» **Work item**: Copy out all of the records, exactly as they appear.

» **Data section**:
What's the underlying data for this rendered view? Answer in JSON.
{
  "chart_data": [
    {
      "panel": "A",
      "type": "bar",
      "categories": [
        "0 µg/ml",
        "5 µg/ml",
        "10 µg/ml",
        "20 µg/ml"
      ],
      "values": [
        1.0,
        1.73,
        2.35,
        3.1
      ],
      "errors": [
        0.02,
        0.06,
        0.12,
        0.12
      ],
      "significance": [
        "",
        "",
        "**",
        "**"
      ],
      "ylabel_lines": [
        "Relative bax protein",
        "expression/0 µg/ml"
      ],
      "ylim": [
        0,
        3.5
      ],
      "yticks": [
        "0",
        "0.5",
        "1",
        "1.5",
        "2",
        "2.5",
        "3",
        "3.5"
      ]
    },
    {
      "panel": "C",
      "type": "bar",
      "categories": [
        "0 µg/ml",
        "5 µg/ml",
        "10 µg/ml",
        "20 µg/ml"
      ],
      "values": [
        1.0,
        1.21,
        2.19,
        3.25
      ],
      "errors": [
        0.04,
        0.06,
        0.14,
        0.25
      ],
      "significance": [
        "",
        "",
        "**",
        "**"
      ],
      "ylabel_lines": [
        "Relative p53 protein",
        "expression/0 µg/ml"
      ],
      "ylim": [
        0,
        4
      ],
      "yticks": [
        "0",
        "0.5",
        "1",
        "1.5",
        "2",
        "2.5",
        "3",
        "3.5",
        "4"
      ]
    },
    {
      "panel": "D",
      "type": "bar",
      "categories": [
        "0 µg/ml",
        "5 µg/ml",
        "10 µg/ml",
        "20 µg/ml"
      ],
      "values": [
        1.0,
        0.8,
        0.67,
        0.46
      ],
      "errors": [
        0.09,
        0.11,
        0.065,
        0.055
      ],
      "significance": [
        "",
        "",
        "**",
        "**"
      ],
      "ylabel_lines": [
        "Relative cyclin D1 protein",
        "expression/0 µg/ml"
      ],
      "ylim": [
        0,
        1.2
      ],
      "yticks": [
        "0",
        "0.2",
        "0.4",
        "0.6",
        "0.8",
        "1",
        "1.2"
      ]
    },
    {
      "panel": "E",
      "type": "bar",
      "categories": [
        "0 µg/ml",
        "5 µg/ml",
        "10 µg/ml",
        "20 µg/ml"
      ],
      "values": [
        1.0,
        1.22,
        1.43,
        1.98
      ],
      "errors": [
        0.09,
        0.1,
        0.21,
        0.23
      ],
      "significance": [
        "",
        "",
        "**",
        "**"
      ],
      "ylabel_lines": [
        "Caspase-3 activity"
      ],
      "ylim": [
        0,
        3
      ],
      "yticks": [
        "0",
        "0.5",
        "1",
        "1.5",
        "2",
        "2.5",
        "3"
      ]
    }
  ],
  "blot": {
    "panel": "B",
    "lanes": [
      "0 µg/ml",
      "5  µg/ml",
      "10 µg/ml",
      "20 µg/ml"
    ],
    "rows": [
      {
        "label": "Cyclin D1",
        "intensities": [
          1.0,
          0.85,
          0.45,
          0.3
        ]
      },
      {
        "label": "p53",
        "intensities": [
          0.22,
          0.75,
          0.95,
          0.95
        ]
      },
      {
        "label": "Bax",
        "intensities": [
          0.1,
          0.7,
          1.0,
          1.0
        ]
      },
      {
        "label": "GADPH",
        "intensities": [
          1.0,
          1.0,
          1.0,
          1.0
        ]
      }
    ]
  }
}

» **Solution to this exercise**:
What's the underlying data for this rendered view? Answer in JSON.
{
  "chart_data": [
    {
      "panel": "A",
      "type": "bar",
      "categories": [
        "0 µg/ml",
        "5 µg/ml",
        "10 µg/ml",
        "20 µg/ml"
      ],
      "values": [
        1.0,
        1.73,
        2.35,
        3.1
      ],
      "errors": [
        0.02,
        0.06,
        0.12,
        0.12
      ],
      "significance": [
        "",
        "",
        "**",
        "**"
      ],
      "ylabel_lines": [
        "Relative bax protein",
        "expression/0 µg/ml"
      ],
      "ylim": [
        0,
        3.5
      ],
      "yticks": [
        "0",
        "0.5",
        "1",
        "1.5",
        "2",
        "2.5",
        "3",
        "3.5"
      ]
    },
    {
      "panel": "C",
      "type": "bar",
      "categories": [
        "0 µg/ml",
        "5 µg/ml",
        "10 µg/ml",
        "20 µg/ml"
      ],
      "values": [
        1.0,
        1.21,
        2.19,
        3.25
      ],
      "errors": [
        0.04,
        0.06,
        0.14,
        0.25
      ],
      "significance": [
        "",
        "",
        "**",
        "**"
      ],
      "ylabel_lines": [
        "Relative p53 protein",
        "expression/0 µg/ml"
      ],
      "ylim": [
        0,
        4
      ],
      "yticks": [
        "0",
        "0.5",
        "1",
        "1.5",
        "2",
        "2.5",
        "3",
        "3.5",
        "4"
      ]
    },
    {
      "panel": "D",
      "type": "bar",
      "categories": [
        "0 µg/ml",
        "5 µg/ml",
        "10 µg/ml",
        "20 µg/ml"
      ],
      "values": [
        1.0,
        0.8,
        0.67,
        0.46
      ],
      "errors": [
        0.09,
        0.11,
        0.065,
        0.055
      ],
      "significance": [
        "",
        "",
        "**",
        "**"
      ],
      "ylabel_lines": [
        "Relative cyclin D1 protein",
        "expression/0 µg/ml"
      ],
      "ylim": [
        0,
        1.2
      ],
      "yticks": [
        "0",
        "0.2",
        "0.4",
        "0.6",
        "0.8",
        "1",
        "1.2"
      ]
    },
    {
      "panel": "E",
      "type": "bar",
      "categories": [
        "0 µg/ml",
        "5 µg/ml",
        "10 µg/ml",
        "20 µg/ml"
      ],
      "values": [
        1.0,
        1.22,
        1.43,
        1.98
      ],
      "errors": [
        0.09,
        0.1,
        0.21,
        0.23
      ],
      "significance": [
        "",
        "",
        "**",
        "**"
      ],
      "ylabel_lines": [
        "Caspase-3 activity"
      ],
      "ylim": [
        0,
        3
      ],
      "yticks": [
        "0",
        "0.5",
        "1",
        "1.5",
        "2",
        "2.5",
        "3"
      ]
    }
  ],
  "blot": {
    "panel": "B",
    "lanes": [
      "0 µg/ml",
      "5  µg/ml",
      "10 µg/ml",
      "20 µg/ml"
    ],
    "rows": [
      {
        "label": "Cyclin D1",
        "intensities": [
          1.0,
          0.85,
          0.45,
          0.3
        ]
      },
      {
        "label": "p53",
        "intensities": [
          0.22,
          0.75,
          0.95,
          0.95
        ]
      },
      {
        "label": "Bax",
        "intensities": [
          0.1,
          0.7,
          1.0,
          1.0
        ]
      },
      {
        "label": "GADPH",
        "intensities": [
          1.0,
          1.0,
          1.0,
          1.0
        ]
      }
    ]
  }
}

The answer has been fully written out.